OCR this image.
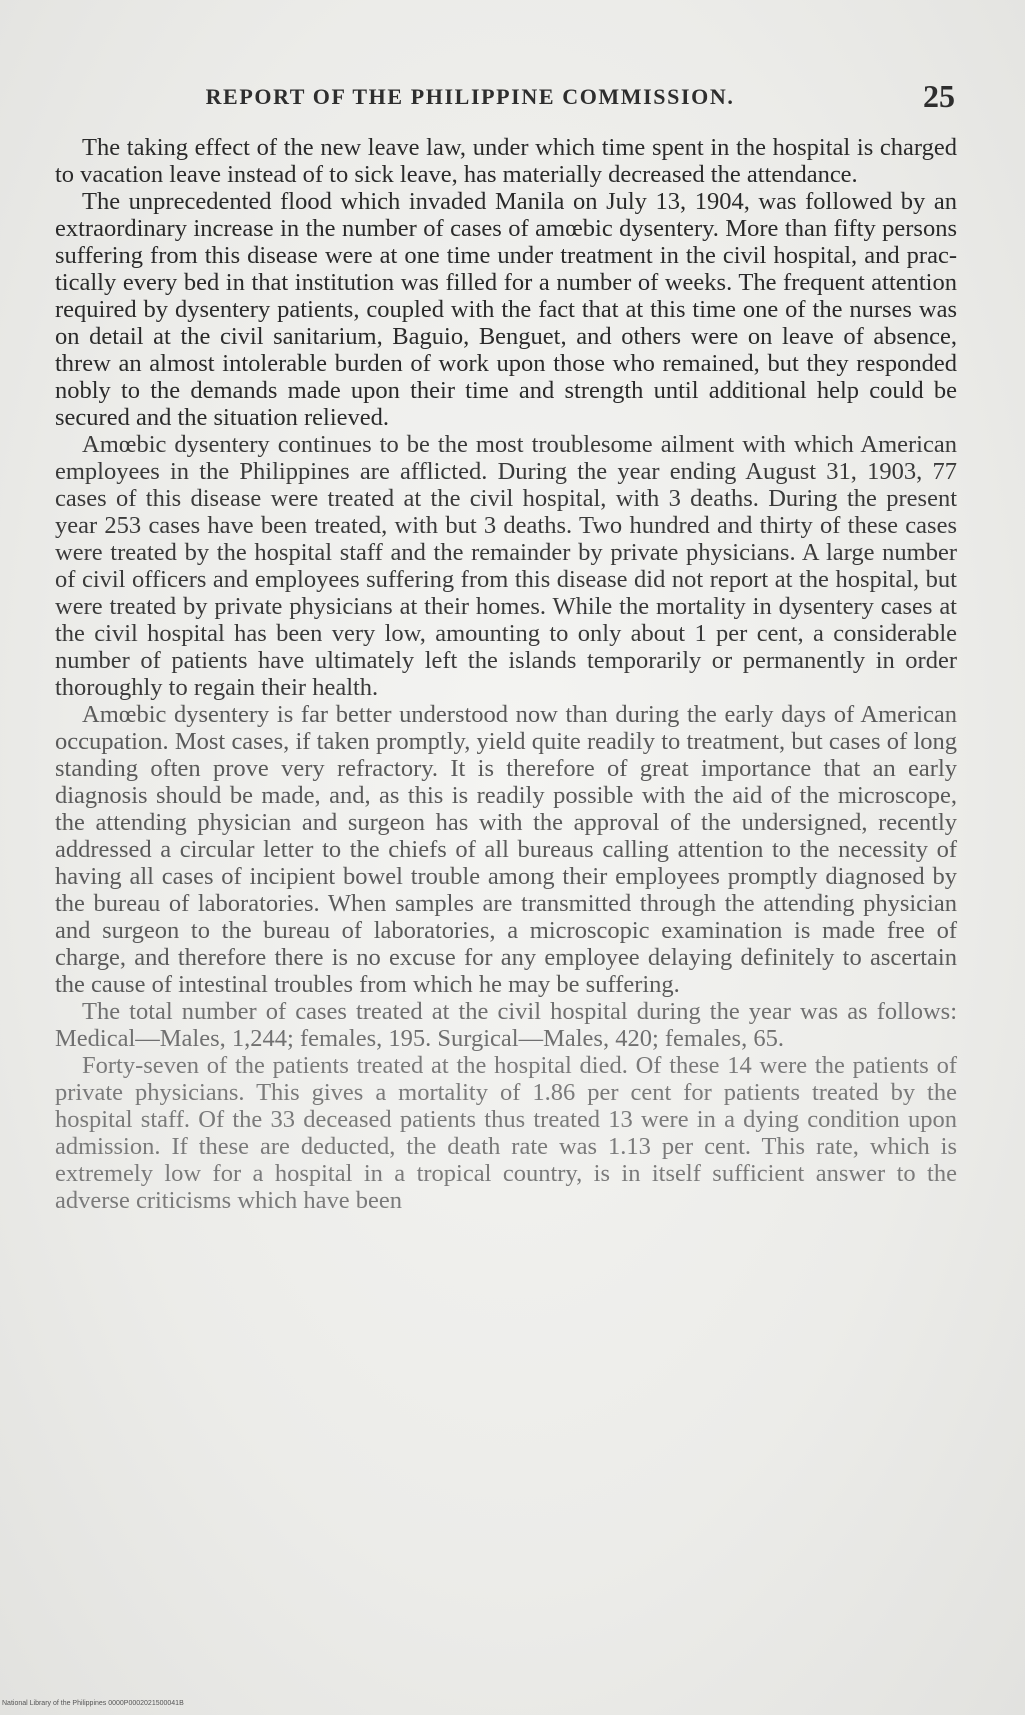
REPORT OF THE PHILIPPINE COMMISSION.	25

The taking effect of the new leave law, under which time spent in the hospital is charged to vacation leave instead of to sick leave, has materially decreased the attendance.

The unprecedented flood which invaded Manila on July 13, 1904, was followed by an extraordinary increase in the number of cases of amœbic dysentery. More than fifty persons suffering from this disease were at one time under treatment in the civil hospital, and practically every bed in that institution was filled for a number of weeks. The frequent attention required by dysentery patients, coupled with the fact that at this time one of the nurses was on detail at the civil sanitarium, Baguio, Benguet, and others were on leave of absence, threw an almost intolerable burden of work upon those who remained, but they responded nobly to the demands made upon their time and strength until additional help could be secured and the situation relieved.

Amœbic dysentery continues to be the most troublesome ailment with which American employees in the Philippines are afflicted. During the year ending August 31, 1903, 77 cases of this disease were treated at the civil hospital, with 3 deaths. During the present year 253 cases have been treated, with but 3 deaths. Two hundred and thirty of these cases were treated by the hospital staff and the remainder by private physicians. A large number of civil officers and employees suffering from this disease did not report at the hospital, but were treated by private physicians at their homes. While the mortality in dysentery cases at the civil hospital has been very low, amounting to only about 1 per cent, a considerable number of patients have ultimately left the islands temporarily or permanently in order thoroughly to regain their health.

Amœbic dysentery is far better understood now than during the early days of American occupation. Most cases, if taken promptly, yield quite readily to treatment, but cases of long standing often prove very refractory. It is therefore of great importance that an early diagnosis should be made, and, as this is readily possible with the aid of the microscope, the attending physician and surgeon has with the approval of the undersigned, recently addressed a circular letter to the chiefs of all bureaus calling attention to the necessity of having all cases of incipient bowel trouble among their employees promptly diagnosed by the bureau of laboratories. When samples are transmitted through the attending physician and surgeon to the bureau of laboratories, a microscopic examination is made free of charge, and therefore there is no excuse for any employee delaying definitely to ascertain the cause of intestinal troubles from which he may be suffering.

The total number of cases treated at the civil hospital during the year was as follows: Medical—Males, 1,244; females, 195. Surgical—Males, 420; females, 65.

Forty-seven of the patients treated at the hospital died. Of these 14 were the patients of private physicians. This gives a mortality of 1.86 per cent for patients treated by the hospital staff. Of the 33 deceased patients thus treated 13 were in a dying condition upon admission. If these are deducted, the death rate was 1.13 per cent. This rate, which is extremely low for a hospital in a tropical country, is in itself sufficient answer to the adverse criticisms which have been

National Library of the Philippines 0000P0002021500041B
┄┄┄┄┄┄
__Exercise directions__. Return each line of the listing that holds the word "time".

__Answer to this task__.
The taking effect of the new leave law, under which time spent in the hospital is charged to vacation leave instead of to sick leave, has materially decreased the attendance.
The unprecedented flood which invaded Manila on July 13, 1904, was followed by an extraordinary increase in the number of cases of amœbic dysentery. More than fifty persons suffering from this disease were at one time under treatment in the civil hospital, and practically every bed in that institution was filled for a number of weeks. The frequent attention required by dysentery patients, coupled with the fact that at this time one of the nurses was on detail at the civil sanitarium, Baguio, Benguet, and others were on leave of absence, threw an almost intolerable burden of work upon those who remained, but they responded nobly to the demands made upon their time and strength until additional help could be secured and the situation relieved.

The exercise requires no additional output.